** begin **

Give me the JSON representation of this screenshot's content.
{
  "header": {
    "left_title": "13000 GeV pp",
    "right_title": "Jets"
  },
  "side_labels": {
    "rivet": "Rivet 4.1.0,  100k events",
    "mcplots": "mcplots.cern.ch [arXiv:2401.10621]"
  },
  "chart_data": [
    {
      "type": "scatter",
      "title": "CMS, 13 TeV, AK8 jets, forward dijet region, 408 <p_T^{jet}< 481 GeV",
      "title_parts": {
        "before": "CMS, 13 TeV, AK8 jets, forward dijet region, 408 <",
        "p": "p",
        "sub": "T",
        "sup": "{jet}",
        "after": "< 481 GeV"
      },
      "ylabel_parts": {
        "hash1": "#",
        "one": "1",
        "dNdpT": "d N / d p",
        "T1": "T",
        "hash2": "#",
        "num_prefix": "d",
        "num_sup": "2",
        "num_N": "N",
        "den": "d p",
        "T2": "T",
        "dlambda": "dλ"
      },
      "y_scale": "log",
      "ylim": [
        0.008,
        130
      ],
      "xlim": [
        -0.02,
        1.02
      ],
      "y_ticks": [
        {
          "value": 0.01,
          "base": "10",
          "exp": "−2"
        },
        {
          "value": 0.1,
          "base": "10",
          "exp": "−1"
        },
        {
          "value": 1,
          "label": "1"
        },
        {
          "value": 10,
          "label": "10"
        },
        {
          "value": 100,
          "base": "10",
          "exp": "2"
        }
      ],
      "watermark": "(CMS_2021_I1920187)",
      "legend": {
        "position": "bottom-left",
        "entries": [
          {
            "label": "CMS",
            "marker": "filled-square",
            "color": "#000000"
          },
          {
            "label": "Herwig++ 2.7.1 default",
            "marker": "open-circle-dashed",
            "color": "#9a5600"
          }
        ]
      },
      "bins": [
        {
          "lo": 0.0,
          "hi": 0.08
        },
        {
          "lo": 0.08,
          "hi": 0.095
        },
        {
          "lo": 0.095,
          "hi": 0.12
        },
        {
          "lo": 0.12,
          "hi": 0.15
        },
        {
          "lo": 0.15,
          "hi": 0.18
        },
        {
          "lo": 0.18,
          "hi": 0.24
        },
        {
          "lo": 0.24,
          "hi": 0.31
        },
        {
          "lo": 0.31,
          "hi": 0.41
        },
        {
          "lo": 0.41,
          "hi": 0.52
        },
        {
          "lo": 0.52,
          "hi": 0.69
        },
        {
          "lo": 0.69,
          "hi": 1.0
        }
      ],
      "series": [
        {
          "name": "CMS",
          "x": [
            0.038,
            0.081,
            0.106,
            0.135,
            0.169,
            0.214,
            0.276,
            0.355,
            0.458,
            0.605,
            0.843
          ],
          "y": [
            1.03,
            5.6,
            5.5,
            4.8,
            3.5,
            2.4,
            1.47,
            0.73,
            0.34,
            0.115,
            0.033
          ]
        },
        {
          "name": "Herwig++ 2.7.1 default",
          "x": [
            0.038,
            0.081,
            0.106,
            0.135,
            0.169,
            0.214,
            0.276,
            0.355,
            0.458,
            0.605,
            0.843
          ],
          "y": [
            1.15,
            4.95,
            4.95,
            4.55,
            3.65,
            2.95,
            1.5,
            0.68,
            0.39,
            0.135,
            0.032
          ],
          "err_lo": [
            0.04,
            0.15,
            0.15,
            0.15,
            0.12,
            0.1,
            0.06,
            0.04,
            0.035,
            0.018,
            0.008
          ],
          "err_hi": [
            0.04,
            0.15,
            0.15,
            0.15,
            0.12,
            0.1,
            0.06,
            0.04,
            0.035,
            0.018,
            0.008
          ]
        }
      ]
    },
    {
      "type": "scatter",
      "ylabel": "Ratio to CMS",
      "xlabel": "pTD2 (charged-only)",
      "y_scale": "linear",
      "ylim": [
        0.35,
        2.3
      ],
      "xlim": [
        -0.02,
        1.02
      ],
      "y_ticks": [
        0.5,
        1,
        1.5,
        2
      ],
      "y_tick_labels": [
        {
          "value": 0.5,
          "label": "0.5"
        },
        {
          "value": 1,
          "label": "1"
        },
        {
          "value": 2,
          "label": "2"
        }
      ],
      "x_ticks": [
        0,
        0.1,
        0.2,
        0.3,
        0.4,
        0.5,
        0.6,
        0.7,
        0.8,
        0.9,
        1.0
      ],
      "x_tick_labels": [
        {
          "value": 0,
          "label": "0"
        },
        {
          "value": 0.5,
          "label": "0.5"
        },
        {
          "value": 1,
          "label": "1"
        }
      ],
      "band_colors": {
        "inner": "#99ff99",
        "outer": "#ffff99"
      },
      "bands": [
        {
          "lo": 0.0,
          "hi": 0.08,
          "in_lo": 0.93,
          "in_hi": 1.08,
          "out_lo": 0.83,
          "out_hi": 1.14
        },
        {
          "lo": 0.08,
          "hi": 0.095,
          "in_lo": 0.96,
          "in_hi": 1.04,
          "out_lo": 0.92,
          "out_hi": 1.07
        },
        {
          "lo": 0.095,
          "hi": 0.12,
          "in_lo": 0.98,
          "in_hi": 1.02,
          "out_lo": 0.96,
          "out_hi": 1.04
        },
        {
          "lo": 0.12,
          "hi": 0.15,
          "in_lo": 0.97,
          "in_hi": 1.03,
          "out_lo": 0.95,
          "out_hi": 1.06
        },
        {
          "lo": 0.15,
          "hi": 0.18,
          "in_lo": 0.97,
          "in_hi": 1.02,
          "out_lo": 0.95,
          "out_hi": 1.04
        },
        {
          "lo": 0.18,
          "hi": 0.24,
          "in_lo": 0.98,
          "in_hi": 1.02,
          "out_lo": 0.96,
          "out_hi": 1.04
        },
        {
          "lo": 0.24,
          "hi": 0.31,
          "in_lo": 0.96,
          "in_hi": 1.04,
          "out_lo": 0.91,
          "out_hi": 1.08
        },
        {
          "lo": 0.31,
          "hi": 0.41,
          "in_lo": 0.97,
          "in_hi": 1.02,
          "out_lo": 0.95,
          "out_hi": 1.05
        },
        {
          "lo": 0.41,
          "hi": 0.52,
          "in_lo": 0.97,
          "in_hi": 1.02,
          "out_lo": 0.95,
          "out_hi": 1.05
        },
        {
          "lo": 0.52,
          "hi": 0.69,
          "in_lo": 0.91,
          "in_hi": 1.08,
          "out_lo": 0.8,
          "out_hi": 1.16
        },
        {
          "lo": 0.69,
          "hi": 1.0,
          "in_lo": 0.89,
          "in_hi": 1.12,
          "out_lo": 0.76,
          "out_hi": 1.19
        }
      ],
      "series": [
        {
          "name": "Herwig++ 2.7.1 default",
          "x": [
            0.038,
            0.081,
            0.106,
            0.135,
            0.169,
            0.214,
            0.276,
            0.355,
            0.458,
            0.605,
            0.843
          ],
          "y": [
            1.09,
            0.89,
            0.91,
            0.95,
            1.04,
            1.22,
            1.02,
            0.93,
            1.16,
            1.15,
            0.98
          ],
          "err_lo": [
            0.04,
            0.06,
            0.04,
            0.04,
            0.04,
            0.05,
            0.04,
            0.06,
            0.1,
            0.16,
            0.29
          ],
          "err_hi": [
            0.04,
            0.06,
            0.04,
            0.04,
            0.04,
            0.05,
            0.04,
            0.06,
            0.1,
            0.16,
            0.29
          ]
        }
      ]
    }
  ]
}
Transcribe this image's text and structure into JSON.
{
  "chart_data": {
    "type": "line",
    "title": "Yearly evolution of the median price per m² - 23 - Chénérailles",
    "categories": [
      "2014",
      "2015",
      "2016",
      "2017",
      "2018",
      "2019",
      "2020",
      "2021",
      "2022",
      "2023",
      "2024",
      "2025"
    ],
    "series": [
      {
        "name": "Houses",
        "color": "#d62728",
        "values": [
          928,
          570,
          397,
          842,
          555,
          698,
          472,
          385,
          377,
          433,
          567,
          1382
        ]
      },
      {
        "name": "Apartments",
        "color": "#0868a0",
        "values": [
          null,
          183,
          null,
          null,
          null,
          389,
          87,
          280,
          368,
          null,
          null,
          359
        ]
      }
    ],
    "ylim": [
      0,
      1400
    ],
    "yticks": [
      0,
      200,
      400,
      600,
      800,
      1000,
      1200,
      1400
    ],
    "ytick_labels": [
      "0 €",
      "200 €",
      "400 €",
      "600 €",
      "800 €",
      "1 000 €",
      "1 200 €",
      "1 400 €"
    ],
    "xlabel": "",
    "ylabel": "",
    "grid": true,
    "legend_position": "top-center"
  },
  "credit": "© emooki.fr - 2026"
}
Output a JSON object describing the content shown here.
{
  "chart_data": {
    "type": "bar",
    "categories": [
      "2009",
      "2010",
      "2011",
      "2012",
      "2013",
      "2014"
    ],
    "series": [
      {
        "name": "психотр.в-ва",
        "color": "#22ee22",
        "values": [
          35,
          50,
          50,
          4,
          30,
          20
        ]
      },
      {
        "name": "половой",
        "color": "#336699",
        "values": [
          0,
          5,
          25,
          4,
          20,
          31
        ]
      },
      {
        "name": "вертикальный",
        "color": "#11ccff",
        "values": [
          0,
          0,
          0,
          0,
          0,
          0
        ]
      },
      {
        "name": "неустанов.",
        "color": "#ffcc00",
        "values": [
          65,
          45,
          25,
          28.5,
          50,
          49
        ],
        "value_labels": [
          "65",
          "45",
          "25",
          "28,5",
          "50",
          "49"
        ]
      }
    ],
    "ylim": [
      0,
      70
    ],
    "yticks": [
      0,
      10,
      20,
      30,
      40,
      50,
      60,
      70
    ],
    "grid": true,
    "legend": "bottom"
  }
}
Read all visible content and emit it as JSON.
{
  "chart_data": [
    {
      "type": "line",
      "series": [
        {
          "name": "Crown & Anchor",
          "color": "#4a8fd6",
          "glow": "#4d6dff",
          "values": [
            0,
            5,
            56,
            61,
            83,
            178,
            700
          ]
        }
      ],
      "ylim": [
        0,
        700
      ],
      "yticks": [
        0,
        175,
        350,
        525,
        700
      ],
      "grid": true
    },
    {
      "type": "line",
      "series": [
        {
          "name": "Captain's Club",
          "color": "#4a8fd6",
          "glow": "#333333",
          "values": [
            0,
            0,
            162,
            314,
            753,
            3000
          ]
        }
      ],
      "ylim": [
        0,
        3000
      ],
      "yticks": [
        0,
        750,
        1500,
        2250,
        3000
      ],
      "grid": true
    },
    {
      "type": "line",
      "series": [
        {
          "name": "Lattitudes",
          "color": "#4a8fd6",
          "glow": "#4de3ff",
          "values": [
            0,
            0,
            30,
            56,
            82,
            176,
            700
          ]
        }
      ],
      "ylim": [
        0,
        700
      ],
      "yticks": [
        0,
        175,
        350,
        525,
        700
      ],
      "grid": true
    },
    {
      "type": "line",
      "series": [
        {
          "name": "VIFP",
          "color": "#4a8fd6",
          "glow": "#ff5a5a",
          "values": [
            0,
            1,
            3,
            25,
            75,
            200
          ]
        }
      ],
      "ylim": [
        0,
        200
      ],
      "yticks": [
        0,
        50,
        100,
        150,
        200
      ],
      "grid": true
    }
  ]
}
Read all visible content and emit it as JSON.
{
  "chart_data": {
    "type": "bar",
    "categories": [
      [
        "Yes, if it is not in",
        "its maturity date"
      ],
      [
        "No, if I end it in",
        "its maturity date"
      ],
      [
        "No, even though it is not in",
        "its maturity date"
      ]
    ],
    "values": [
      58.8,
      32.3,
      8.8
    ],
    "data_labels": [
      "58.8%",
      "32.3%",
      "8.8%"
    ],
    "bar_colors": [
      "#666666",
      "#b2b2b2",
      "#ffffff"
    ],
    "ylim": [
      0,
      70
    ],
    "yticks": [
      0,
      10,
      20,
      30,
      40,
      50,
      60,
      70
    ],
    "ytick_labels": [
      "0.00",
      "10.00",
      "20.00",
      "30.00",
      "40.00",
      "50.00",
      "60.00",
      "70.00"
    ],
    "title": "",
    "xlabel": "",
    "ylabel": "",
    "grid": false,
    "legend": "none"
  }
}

** end **

Problem description: Pull out each line containing the word "marker" and copy it.

Answer to the exercise:
            "marker": "filled-square",
            "marker": "open-circle-dashed",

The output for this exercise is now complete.